■ 作業内容
以下の死産に関する本文を、一字一句変えずに全文返してください。

■ 本文抜粋
2014年、UNICEFとWHOは、「すべての新生児のための行動計画(Every Newborn Action Plan:ENAP)」の中で、すべての国が2030年までに年間死産率(annual stillbirth rate:SBR)を出生1,000件当たり12件以下にするという絶対目標を表明している。米国・ワシントン大学のNicholas J. Kassebaum氏らGBD 2021 Global Stillbirths Collaboratorsは、近年、死産は世界的に徐々に減少しているものの、その数は依然としてかなり多く、とくに開発が遅れている国々に高度な負担が集中しているとの調査結果を報告した。研究の成果は、Lancet誌2024年11月16日号に掲載された。
1990年から2021年の185の国と地域のデータを解析
本研究は、GBD 2021の一環として実施され、204の国と地域のうち185から1万1,412件の資料を取得し、1990年から2021年までの死産のデータを抽出した(Bill & Melinda Gatesの助成を受けた)。
最終的なデータセットは、2つの妊娠週数の閾値(20週以上と28週以上)とマッチするよう調整され、GBD 2021の最終評価としての出生と新生児の全死因死亡のデータを用いて死産の総数を算出した。
さらに、見逃された死産数の評価を行い、死産の傾向および新生児の死亡との関連で死産の減少の進展状況を評価した。
死産は39.8%、新生児死亡は45.6%改善
2021年の世界の死産率は、妊娠週数20週以上では出生1,000件(死産+生児出生)当たり23.0(95%不確実性区間[UI]:19.7~27.2)であったのに対し、28週以上では16.1(13.9~19.0)であった。2021年の高所得国の妊娠週数20週以上での死産率は1,000件当たり4.7(4.1~5.4)であり、日本は2.0(1.5~2.5)と低値だった。
2021年の世界の新生児死亡率は、生児出生1,000件当たり17.1(95%UI:14.8~19.9)であり、これは219万人(190万~255万)の新生児死亡数に相当する。

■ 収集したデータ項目
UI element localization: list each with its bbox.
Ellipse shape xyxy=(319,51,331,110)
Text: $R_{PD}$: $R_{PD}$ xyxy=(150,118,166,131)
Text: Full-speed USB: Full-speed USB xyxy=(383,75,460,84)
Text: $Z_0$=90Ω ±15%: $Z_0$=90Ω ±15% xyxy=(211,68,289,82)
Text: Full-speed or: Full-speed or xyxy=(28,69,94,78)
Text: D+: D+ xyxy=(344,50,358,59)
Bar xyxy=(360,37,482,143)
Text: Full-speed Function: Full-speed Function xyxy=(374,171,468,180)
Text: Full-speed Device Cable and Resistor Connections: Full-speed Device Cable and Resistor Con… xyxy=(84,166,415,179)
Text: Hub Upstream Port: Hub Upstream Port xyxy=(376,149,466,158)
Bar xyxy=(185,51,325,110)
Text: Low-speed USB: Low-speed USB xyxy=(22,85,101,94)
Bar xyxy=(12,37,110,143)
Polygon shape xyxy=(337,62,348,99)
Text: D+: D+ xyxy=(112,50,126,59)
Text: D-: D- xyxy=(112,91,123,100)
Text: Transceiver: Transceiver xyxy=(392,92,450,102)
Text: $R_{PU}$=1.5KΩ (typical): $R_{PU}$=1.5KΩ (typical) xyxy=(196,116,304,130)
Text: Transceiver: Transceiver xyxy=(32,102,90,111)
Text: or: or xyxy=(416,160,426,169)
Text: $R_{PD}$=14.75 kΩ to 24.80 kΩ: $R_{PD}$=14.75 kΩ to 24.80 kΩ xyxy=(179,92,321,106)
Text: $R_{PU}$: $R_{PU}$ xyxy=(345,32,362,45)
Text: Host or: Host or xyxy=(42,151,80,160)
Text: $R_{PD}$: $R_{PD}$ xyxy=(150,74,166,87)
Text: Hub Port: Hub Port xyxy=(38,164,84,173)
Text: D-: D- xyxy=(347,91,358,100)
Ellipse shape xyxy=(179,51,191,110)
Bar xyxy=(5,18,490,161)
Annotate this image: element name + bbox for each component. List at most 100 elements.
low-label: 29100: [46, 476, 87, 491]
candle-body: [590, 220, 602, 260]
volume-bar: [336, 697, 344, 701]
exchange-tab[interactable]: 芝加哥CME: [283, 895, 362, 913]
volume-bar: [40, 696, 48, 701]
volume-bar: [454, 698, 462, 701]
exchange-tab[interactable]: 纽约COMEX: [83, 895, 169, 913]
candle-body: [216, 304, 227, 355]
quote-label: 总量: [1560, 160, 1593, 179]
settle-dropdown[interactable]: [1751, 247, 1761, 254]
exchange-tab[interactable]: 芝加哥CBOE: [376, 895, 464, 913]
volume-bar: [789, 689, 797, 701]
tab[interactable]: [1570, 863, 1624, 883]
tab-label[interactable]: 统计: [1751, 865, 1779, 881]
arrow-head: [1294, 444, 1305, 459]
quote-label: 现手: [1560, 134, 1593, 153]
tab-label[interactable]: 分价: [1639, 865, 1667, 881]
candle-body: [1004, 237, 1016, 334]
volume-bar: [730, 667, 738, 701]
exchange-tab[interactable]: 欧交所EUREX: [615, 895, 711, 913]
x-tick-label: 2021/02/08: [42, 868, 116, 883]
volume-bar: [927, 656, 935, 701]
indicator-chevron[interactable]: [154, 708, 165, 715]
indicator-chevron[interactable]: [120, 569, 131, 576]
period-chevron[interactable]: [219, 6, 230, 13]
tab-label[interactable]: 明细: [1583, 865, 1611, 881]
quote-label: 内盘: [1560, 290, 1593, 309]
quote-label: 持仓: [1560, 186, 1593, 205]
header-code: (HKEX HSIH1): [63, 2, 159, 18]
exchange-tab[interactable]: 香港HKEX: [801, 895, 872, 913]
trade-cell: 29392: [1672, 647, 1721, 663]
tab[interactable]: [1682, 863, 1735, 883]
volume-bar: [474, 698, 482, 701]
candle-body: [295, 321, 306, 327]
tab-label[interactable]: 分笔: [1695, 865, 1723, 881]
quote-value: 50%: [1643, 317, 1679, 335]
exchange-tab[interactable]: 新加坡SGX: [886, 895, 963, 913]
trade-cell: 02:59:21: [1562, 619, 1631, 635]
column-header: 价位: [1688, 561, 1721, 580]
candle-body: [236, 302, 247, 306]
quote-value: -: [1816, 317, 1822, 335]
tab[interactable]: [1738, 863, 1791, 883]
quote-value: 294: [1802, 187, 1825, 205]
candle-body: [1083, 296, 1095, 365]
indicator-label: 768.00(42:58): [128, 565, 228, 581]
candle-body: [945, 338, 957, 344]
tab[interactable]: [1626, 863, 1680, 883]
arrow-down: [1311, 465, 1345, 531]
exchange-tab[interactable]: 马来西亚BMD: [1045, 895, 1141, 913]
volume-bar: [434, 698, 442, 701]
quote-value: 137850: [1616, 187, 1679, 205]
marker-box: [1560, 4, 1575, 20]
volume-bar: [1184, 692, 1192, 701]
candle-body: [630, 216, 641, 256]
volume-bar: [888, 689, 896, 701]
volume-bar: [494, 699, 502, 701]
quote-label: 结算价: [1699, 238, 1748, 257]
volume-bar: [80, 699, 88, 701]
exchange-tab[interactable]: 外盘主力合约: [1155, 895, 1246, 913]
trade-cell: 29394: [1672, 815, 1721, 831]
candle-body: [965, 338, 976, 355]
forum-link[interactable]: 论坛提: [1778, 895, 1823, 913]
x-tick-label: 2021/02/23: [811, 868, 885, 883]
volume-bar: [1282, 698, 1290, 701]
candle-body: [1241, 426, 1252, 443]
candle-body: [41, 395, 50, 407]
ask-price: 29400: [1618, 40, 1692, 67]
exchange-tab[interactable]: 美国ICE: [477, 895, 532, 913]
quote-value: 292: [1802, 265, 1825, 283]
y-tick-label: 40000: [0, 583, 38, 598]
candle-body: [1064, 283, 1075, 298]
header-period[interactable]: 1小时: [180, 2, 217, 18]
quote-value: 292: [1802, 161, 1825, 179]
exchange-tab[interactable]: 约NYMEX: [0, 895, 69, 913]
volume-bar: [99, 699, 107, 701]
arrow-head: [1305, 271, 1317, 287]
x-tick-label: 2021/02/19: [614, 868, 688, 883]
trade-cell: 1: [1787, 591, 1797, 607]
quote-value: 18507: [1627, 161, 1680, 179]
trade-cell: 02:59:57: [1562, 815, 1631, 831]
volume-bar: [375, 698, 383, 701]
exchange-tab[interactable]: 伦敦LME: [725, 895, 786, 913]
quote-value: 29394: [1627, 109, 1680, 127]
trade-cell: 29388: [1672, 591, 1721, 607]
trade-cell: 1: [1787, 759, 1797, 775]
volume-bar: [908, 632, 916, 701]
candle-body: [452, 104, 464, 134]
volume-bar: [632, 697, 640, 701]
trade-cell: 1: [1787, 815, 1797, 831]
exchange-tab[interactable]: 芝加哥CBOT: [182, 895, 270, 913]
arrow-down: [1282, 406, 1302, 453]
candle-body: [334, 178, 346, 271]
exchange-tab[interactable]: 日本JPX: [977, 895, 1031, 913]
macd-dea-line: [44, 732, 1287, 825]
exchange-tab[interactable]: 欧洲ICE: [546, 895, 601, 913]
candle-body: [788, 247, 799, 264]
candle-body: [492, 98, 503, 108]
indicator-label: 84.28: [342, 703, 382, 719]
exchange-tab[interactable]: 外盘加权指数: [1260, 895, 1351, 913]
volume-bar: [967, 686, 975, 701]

■ 結果
2014年、UNICEFとWHOは、「すべての新生児のための行動計画(Every Newborn Action Plan:ENAP)」の中で、すべての国が2030年までに年間死産率(annual stillbirth rate:SBR)を出生1,000件当たり12件以下にするという絶対目標を表明している。米国・ワシントン大学のNicholas J. Kassebaum氏らGBD 2021 Global Stillbirths Collaboratorsは、近年、死産は世界的に徐々に減少しているものの、その数は依然としてかなり多く、とくに開発が遅れている国々に高度な負担が集中しているとの調査結果を報告した。研究の成果は、Lancet誌2024年11月16日号に掲載された。
1990年から2021年の185の国と地域のデータを解析
本研究は、GBD 2021の一環として実施され、204の国と地域のうち185から1万1,412件の資料を取得し、1990年から2021年までの死産のデータを抽出した(Bill & Melinda Gatesの助成を受けた)。
最終的なデータセットは、2つの妊娠週数の閾値(20週以上と28週以上)とマッチするよう調整され、GBD 2021の最終評価としての出生と新生児の全死因死亡のデータを用いて死産の総数を算出した。
さらに、見逃された死産数の評価を行い、死産の傾向および新生児の死亡との関連で死産の減少の進展状況を評価した。
死産は39.8%、新生児死亡は45.6%改善
2021年の世界の死産率は、妊娠週数20週以上では出生1,000件(死産+生児出生)当たり23.0(95%不確実性区間[UI]:19.7~27.2)であったのに対し、28週以上では16.1(13.9~19.0)であった。2021年の高所得国の妊娠週数20週以上での死産率は1,000件当たり4.7(4.1~5.4)であり、日本は2.0(1.5~2.5)と低値だった。
2021年の世界の新生児死亡率は、生児出生1,000件当たり17.1(95%UI:14.8~19.9)であり、これは219万人(190万~255万)の新生児死亡数に相当する。